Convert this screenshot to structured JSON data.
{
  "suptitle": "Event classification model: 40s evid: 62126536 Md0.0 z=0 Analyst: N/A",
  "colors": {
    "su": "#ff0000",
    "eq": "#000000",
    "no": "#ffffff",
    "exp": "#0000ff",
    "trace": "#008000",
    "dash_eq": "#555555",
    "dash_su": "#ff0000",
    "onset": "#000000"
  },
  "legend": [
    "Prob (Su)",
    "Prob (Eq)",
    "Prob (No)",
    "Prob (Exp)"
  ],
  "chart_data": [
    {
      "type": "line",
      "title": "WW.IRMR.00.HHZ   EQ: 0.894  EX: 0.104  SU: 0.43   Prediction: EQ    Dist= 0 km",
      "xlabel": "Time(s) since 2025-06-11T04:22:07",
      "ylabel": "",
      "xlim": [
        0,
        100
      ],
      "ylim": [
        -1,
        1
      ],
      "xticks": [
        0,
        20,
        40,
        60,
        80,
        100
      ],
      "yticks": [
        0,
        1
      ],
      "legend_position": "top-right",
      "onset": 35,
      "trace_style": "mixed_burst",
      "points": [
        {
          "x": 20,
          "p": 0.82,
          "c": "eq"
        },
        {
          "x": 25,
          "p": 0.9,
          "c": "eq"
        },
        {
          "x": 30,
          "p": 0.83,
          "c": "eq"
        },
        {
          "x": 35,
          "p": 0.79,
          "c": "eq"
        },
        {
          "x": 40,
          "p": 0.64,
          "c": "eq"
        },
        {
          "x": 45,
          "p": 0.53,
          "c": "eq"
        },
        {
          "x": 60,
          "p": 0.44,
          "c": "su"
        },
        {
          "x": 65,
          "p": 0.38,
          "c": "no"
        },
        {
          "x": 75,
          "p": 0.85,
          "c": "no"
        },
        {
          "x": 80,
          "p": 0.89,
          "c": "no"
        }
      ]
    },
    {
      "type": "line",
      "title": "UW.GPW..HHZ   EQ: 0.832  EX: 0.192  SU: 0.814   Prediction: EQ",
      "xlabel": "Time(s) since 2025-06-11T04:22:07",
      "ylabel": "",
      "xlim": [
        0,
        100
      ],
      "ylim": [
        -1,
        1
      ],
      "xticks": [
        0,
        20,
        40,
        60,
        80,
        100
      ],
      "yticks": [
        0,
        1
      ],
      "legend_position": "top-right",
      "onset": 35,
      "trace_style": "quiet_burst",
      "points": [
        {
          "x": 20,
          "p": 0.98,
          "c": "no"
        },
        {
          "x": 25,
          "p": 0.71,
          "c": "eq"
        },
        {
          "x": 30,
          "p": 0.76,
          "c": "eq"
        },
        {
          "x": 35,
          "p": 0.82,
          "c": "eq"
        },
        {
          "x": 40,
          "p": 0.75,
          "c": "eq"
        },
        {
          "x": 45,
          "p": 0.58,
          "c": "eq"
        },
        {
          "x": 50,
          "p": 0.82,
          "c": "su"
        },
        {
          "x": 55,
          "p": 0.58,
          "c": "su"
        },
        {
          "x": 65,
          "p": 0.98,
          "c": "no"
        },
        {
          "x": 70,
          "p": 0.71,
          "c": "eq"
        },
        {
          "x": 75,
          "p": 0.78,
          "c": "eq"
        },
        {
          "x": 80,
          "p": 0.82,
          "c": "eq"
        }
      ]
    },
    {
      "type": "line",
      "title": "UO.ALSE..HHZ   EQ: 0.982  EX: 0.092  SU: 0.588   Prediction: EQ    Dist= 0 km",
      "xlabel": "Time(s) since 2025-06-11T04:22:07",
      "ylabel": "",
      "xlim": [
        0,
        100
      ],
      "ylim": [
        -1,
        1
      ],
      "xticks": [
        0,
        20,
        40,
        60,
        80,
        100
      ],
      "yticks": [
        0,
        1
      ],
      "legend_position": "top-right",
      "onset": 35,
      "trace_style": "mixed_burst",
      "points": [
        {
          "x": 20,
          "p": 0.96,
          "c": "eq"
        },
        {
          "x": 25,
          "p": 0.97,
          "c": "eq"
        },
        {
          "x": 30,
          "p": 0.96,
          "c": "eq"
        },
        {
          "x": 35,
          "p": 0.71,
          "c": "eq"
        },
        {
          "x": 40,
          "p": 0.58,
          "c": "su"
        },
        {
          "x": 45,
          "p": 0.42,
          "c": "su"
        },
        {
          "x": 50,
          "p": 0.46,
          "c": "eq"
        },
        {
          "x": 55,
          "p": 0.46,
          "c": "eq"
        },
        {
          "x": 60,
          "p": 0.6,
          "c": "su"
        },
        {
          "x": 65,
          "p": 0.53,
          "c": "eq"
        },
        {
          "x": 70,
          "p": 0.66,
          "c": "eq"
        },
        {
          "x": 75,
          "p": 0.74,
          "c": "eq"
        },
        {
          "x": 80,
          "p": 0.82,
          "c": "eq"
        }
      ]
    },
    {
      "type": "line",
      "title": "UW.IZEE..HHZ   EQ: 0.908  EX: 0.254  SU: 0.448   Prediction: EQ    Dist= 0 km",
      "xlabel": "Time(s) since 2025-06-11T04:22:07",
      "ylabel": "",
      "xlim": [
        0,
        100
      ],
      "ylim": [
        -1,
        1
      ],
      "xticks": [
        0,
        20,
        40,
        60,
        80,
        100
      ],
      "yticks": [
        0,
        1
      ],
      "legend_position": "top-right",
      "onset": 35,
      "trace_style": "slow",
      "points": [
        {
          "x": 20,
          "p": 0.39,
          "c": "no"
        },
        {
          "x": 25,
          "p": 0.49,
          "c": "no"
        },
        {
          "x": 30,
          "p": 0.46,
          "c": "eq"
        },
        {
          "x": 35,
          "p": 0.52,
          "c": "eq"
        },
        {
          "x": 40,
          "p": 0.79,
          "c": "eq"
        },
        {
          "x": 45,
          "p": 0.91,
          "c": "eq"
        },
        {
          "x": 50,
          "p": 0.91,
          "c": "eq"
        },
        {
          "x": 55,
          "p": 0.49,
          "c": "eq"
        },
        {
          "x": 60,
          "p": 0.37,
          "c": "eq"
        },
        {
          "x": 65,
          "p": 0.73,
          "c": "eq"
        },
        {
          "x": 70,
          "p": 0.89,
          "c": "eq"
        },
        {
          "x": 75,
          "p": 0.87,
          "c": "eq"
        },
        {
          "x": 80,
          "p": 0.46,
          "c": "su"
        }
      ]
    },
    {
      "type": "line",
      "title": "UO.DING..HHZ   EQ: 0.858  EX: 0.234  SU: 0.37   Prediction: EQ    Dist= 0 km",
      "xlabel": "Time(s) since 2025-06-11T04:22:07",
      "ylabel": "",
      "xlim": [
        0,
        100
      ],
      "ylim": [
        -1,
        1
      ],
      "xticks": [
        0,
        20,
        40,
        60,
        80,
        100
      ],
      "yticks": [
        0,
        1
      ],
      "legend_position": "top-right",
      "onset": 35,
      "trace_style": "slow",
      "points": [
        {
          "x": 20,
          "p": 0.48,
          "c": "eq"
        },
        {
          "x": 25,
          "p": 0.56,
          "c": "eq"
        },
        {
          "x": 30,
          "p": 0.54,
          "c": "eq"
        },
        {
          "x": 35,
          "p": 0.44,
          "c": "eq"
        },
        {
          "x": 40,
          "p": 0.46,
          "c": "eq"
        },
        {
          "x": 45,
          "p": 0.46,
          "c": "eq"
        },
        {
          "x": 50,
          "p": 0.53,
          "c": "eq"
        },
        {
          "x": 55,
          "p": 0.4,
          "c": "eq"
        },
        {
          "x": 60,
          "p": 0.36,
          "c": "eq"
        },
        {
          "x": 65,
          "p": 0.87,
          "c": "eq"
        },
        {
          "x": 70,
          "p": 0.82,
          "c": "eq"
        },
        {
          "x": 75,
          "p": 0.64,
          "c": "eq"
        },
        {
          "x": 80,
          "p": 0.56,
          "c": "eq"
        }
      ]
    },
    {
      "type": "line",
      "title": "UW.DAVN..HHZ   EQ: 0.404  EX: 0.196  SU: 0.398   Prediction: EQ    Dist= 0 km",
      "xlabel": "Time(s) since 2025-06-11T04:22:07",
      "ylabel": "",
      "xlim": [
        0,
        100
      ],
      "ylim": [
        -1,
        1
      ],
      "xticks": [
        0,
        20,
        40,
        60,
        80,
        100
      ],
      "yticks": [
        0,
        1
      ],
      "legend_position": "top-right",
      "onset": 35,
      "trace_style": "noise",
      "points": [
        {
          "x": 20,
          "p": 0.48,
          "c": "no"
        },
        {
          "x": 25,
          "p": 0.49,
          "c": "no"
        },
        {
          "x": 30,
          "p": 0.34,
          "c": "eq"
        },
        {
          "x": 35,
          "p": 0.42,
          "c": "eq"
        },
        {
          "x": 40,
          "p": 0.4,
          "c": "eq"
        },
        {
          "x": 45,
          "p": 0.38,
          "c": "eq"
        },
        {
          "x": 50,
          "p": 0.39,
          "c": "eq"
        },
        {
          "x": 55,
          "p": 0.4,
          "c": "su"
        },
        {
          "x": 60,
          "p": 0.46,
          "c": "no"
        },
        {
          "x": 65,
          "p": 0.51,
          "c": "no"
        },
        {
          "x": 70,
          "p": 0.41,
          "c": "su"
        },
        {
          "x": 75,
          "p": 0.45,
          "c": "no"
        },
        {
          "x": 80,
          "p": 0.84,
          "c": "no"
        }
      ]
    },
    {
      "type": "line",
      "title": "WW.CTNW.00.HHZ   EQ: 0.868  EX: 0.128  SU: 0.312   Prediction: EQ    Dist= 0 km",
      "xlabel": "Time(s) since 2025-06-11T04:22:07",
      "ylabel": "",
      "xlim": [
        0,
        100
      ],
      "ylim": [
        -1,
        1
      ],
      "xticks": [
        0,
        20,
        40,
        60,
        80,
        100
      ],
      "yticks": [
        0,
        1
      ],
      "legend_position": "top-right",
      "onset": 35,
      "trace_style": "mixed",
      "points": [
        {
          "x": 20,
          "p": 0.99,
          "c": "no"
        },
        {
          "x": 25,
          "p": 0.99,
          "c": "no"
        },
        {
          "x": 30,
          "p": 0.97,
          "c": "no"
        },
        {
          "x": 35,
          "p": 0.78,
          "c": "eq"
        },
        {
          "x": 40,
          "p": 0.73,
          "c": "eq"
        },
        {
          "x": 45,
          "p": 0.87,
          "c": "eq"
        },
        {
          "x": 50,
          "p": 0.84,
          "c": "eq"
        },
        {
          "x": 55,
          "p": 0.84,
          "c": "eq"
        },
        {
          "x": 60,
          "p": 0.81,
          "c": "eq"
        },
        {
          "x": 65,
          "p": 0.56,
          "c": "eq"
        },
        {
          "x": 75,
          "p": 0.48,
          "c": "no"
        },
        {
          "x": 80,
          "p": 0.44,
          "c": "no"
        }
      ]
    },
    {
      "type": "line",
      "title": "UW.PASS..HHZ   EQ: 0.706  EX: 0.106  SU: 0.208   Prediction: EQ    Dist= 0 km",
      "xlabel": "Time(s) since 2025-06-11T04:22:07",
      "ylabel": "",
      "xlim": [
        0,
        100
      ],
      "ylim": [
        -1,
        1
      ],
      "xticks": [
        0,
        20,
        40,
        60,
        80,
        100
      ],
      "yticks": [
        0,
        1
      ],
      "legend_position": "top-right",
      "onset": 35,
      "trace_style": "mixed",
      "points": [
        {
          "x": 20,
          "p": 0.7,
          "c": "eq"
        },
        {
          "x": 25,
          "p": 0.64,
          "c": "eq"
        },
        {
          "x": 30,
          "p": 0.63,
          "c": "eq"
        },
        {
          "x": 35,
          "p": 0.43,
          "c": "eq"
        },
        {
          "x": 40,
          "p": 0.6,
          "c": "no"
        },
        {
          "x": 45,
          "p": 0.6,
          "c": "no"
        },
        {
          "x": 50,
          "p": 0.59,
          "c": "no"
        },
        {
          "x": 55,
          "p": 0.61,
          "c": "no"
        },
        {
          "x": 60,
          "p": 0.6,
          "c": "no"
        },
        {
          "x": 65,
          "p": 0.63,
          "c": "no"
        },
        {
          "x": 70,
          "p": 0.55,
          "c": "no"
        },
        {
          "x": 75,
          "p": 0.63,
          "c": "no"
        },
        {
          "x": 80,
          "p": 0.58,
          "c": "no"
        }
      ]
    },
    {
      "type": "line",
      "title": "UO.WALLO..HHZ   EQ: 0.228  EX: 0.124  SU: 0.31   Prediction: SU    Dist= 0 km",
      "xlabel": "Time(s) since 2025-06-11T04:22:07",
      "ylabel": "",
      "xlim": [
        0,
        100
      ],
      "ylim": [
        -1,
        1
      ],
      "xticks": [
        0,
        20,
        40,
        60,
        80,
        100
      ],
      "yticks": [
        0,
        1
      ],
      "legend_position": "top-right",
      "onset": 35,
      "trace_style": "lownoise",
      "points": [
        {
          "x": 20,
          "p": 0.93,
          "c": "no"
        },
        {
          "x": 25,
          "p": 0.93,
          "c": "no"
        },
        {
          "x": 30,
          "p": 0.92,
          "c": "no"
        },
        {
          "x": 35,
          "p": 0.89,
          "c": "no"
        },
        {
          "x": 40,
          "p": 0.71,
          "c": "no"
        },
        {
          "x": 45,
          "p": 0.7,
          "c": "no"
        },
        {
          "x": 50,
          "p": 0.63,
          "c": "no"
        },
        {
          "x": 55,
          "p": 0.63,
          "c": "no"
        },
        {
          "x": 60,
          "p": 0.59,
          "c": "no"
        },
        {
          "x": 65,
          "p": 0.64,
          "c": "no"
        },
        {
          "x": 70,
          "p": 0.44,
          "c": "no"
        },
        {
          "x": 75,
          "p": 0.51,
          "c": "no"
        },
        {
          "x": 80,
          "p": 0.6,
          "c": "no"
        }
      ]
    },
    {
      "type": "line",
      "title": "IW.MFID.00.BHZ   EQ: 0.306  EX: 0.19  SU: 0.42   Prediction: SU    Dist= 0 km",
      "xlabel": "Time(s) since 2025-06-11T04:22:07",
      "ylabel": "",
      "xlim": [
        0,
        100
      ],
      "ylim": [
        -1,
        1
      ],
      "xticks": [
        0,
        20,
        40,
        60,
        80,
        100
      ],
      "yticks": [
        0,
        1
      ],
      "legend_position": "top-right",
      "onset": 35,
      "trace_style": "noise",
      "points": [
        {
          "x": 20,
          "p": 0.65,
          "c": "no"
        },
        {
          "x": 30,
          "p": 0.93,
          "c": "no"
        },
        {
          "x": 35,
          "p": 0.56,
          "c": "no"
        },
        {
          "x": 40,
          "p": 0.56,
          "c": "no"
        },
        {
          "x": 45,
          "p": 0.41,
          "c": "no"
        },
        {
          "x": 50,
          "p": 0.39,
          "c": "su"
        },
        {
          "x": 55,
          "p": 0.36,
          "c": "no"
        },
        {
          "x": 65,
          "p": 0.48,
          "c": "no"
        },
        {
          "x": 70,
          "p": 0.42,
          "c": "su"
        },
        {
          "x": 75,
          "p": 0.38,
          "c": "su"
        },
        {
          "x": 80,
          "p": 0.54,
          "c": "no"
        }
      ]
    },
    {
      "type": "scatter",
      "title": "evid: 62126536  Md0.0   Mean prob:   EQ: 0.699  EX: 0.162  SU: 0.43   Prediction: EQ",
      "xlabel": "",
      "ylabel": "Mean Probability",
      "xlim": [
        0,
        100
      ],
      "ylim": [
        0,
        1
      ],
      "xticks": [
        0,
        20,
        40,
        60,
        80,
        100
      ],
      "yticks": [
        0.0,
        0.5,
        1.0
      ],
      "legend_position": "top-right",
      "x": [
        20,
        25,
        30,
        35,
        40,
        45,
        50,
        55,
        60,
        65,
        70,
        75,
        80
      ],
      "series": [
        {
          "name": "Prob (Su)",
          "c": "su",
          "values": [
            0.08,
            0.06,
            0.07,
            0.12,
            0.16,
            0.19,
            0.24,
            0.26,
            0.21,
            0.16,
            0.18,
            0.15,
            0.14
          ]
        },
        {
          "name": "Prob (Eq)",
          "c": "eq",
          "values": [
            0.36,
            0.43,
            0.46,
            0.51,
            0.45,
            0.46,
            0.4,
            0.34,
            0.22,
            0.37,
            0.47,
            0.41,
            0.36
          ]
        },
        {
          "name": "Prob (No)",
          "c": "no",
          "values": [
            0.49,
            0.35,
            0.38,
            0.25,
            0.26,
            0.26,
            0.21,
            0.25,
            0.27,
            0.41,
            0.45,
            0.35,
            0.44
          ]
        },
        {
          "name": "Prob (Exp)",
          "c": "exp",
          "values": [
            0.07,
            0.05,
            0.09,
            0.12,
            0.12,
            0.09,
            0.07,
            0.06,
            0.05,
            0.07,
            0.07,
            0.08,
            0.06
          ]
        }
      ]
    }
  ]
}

━━━━━━━━

» WRITTEN TASK
Pick every line with "evid" in it and copy it.

» RESULT
  "suptitle": "Event classification model: 40s evid: 62126536 Md0.0 z=0 Analyst: N/A",
      "title": "evid: 62126536  Md0.0   Mean prob:   EQ: 0.699  EX: 0.162  SU: 0.43   Prediction: EQ",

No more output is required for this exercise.